Exercise requirements: Go through the listing and copy every line word for word.
+-------+
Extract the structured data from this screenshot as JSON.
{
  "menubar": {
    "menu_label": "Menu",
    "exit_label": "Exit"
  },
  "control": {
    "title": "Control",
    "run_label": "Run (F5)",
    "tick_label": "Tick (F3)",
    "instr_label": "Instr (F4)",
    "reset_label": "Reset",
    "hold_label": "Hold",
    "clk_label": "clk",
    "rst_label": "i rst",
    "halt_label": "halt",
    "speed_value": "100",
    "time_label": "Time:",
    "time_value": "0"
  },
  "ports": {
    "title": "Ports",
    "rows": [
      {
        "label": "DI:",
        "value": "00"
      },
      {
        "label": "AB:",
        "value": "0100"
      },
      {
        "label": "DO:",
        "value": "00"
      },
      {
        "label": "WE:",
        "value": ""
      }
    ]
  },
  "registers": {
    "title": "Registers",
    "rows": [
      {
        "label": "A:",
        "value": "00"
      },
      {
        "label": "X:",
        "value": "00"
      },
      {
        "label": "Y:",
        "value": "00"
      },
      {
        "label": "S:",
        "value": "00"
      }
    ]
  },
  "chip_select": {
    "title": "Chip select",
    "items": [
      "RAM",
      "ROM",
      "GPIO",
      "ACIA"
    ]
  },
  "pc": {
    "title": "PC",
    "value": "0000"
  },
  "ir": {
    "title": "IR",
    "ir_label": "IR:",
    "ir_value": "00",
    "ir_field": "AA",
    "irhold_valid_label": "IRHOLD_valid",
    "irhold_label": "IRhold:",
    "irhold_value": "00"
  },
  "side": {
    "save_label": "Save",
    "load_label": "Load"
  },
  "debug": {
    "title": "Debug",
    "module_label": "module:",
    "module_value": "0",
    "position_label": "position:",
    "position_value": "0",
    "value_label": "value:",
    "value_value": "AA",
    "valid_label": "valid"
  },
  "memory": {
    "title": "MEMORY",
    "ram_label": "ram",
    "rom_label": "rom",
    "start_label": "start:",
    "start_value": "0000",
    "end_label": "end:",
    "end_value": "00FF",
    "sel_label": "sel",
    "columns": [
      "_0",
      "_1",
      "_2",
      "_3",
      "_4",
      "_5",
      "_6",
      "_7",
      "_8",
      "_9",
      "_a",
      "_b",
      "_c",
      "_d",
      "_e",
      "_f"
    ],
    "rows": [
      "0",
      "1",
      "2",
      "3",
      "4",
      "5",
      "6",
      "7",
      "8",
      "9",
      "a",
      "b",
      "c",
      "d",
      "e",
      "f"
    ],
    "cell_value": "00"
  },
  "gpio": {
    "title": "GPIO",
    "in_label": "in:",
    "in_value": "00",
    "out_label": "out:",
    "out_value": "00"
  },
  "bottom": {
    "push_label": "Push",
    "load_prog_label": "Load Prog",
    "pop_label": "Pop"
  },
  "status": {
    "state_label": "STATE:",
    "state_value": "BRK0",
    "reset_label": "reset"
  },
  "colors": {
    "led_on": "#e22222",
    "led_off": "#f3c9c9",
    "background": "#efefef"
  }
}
+-------+
Output:
Extract the structured data from this screenshot as JSON.
{
  "menubar": {
    "menu_label": "Menu",
    "exit_label": "Exit"
  },
  "control": {
    "title": "Control",
    "run_label": "Run (F5)",
    "tick_label": "Tick (F3)",
    "instr_label": "Instr (F4)",
    "reset_label": "Reset",
    "hold_label": "Hold",
    "clk_label": "clk",
    "rst_label": "i rst",
    "halt_label": "halt",
    "speed_value": "100",
    "time_label": "Time:",
    "time_value": "0"
  },
  "ports": {
    "title": "Ports",
    "rows": [
      {
        "label": "DI:",
        "value": "00"
      },
      {
        "label": "AB:",
        "value": "0100"
      },
      {
        "label": "DO:",
        "value": "00"
      },
      {
        "label": "WE:",
        "value": ""
      }
    ]
  },
  "registers": {
    "title": "Registers",
    "rows": [
      {
        "label": "A:",
        "value": "00"
      },
      {
        "label": "X:",
        "value": "00"
      },
      {
        "label": "Y:",
        "value": "00"
      },
      {
        "label": "S:",
        "value": "00"
      }
    ]
  },
  "chip_select": {
    "title": "Chip select",
    "items": [
      "RAM",
      "ROM",
      "GPIO",
      "ACIA"
    ]
  },
  "pc": {
    "title": "PC",
    "value": "0000"
  },
  "ir": {
    "title": "IR",
    "ir_label": "IR:",
    "ir_value": "00",
    "ir_field": "AA",
    "irhold_valid_label": "IRHOLD_valid",
    "irhold_label": "IRhold:",
    "irhold_value": "00"
  },
  "side": {
    "save_label": "Save",
    "load_label": "Load"
  },
  "debug": {
    "title": "Debug",
    "module_label": "module:",
    "module_value": "0",
    "position_label": "position:",
    "position_value": "0",
    "value_label": "value:",
    "value_value": "AA",
    "valid_label": "valid"
  },
  "memory": {
    "title": "MEMORY",
    "ram_label": "ram",
    "rom_label": "rom",
    "start_label": "start:",
    "start_value": "0000",
    "end_label": "end:",
    "end_value": "00FF",
    "sel_label": "sel",
    "columns": [
      "_0",
      "_1",
      "_2",
      "_3",
      "_4",
      "_5",
      "_6",
      "_7",
      "_8",
      "_9",
      "_a",
      "_b",
      "_c",
      "_d",
      "_e",
      "_f"
    ],
    "rows": [
      "0",
      "1",
      "2",
      "3",
      "4",
      "5",
      "6",
      "7",
      "8",
      "9",
      "a",
      "b",
      "c",
      "d",
      "e",
      "f"
    ],
    "cell_value": "00"
  },
  "gpio": {
    "title": "GPIO",
    "in_label": "in:",
    "in_value": "00",
    "out_label": "out:",
    "out_value": "00"
  },
  "bottom": {
    "push_label": "Push",
    "load_prog_label": "Load Prog",
    "pop_label": "Pop"
  },
  "status": {
    "state_label": "STATE:",
    "state_value": "BRK0",
    "reset_label": "reset"
  },
  "colors": {
    "led_on": "#e22222",
    "led_off": "#f3c9c9",
    "background": "#efefef"
  }
}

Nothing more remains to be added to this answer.